Records about charts and figures:
:::

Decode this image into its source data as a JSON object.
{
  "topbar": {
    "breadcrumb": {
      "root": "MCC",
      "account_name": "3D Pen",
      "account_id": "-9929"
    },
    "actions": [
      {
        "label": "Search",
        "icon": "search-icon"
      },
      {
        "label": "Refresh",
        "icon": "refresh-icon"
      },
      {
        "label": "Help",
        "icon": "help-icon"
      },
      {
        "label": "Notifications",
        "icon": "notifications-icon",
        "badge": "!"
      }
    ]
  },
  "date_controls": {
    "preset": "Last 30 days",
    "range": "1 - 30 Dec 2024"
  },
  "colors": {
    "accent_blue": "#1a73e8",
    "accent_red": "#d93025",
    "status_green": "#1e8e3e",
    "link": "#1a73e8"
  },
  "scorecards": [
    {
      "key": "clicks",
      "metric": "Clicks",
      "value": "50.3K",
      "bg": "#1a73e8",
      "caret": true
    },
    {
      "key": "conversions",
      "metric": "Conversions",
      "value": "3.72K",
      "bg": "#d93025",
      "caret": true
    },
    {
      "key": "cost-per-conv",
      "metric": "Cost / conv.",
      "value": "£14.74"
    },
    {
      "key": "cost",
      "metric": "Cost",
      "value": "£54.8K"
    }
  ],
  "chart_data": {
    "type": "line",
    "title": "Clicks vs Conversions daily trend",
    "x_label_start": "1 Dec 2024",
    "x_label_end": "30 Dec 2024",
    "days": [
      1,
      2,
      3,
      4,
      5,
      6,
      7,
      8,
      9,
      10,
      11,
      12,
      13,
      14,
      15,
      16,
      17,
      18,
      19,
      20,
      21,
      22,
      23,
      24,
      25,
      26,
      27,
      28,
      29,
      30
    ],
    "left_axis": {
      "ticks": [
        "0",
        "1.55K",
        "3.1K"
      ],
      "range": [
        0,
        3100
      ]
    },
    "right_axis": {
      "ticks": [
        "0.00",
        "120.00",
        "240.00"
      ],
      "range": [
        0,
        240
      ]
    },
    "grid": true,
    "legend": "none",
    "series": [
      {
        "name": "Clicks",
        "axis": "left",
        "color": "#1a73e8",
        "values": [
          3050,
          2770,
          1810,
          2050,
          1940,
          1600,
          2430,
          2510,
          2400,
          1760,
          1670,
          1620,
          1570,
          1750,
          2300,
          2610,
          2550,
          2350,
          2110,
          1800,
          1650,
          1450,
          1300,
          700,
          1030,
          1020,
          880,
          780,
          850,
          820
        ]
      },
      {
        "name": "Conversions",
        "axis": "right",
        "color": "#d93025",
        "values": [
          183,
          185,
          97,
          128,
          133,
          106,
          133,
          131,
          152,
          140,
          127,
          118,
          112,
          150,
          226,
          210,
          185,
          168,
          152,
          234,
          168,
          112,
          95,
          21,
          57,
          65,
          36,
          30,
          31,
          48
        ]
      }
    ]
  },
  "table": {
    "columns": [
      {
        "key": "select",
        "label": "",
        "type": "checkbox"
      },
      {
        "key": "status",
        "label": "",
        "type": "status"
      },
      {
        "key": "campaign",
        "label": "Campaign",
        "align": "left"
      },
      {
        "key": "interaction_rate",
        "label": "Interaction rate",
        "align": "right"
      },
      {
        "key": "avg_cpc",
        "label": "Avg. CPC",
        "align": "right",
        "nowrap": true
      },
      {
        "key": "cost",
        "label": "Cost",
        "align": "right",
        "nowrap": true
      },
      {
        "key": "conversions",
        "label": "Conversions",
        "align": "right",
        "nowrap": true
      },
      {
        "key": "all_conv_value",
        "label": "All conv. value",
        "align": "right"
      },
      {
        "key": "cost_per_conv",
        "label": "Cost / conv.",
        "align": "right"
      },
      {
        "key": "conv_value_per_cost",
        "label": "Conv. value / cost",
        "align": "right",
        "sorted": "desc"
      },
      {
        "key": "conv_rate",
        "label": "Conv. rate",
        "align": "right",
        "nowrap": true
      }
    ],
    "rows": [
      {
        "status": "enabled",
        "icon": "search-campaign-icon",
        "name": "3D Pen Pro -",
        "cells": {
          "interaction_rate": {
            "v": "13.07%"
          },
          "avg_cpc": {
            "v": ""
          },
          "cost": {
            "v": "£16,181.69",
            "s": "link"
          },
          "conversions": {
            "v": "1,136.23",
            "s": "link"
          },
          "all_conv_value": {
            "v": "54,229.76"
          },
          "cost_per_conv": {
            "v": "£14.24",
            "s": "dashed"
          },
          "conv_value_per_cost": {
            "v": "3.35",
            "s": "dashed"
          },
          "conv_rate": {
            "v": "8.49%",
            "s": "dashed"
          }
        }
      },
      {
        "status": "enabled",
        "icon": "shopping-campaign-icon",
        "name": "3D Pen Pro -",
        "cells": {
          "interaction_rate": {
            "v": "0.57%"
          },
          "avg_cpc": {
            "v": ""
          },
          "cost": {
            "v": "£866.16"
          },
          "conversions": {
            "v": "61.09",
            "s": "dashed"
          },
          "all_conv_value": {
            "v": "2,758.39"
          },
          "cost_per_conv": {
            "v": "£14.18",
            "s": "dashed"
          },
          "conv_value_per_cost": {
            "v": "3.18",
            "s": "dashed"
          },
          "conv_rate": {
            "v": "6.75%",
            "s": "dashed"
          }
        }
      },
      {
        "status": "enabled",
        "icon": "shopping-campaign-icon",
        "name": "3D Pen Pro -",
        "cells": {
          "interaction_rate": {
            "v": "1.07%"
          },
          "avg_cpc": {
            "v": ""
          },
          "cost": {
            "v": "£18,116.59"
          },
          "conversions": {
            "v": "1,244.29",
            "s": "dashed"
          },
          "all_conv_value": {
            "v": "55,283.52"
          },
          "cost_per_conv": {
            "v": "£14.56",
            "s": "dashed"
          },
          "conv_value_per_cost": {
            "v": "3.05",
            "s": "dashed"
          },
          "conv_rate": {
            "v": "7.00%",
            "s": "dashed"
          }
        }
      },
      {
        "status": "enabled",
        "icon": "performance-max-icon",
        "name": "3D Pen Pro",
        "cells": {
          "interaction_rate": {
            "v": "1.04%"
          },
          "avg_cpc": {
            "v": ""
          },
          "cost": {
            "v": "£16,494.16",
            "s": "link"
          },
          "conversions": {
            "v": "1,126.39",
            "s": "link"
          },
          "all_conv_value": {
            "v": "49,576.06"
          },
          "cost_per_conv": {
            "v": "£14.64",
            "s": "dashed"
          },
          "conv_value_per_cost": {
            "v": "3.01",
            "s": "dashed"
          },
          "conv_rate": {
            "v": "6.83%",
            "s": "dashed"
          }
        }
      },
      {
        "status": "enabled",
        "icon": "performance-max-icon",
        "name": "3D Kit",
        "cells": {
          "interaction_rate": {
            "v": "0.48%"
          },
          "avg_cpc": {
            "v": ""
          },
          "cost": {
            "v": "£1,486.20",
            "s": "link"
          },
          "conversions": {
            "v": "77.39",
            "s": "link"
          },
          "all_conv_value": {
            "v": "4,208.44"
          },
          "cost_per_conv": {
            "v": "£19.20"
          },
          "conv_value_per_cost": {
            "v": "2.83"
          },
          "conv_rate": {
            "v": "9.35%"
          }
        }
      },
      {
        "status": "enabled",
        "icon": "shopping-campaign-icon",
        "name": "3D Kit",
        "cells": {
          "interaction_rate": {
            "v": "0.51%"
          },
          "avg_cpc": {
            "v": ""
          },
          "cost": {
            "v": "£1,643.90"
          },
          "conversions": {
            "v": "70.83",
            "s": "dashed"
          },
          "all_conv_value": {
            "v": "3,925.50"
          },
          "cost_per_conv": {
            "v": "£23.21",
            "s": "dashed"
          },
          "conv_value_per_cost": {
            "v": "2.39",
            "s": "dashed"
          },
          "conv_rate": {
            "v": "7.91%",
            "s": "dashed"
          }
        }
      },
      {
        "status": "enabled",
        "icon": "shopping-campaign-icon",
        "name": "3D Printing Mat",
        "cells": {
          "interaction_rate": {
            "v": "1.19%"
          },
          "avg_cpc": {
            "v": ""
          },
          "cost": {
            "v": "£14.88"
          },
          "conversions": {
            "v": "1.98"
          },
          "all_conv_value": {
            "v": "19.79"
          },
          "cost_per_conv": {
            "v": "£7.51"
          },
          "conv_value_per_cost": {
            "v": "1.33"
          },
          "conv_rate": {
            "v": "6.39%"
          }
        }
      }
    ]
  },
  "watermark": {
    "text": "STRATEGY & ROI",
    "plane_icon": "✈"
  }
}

:::

Stated task:
All lines that include "metric" are to be gathered and copied.

Reply to the task:
      "metric": "Clicks",
      "metric": "Conversions",
      "metric": "Cost / conv.",
      "metric": "Cost",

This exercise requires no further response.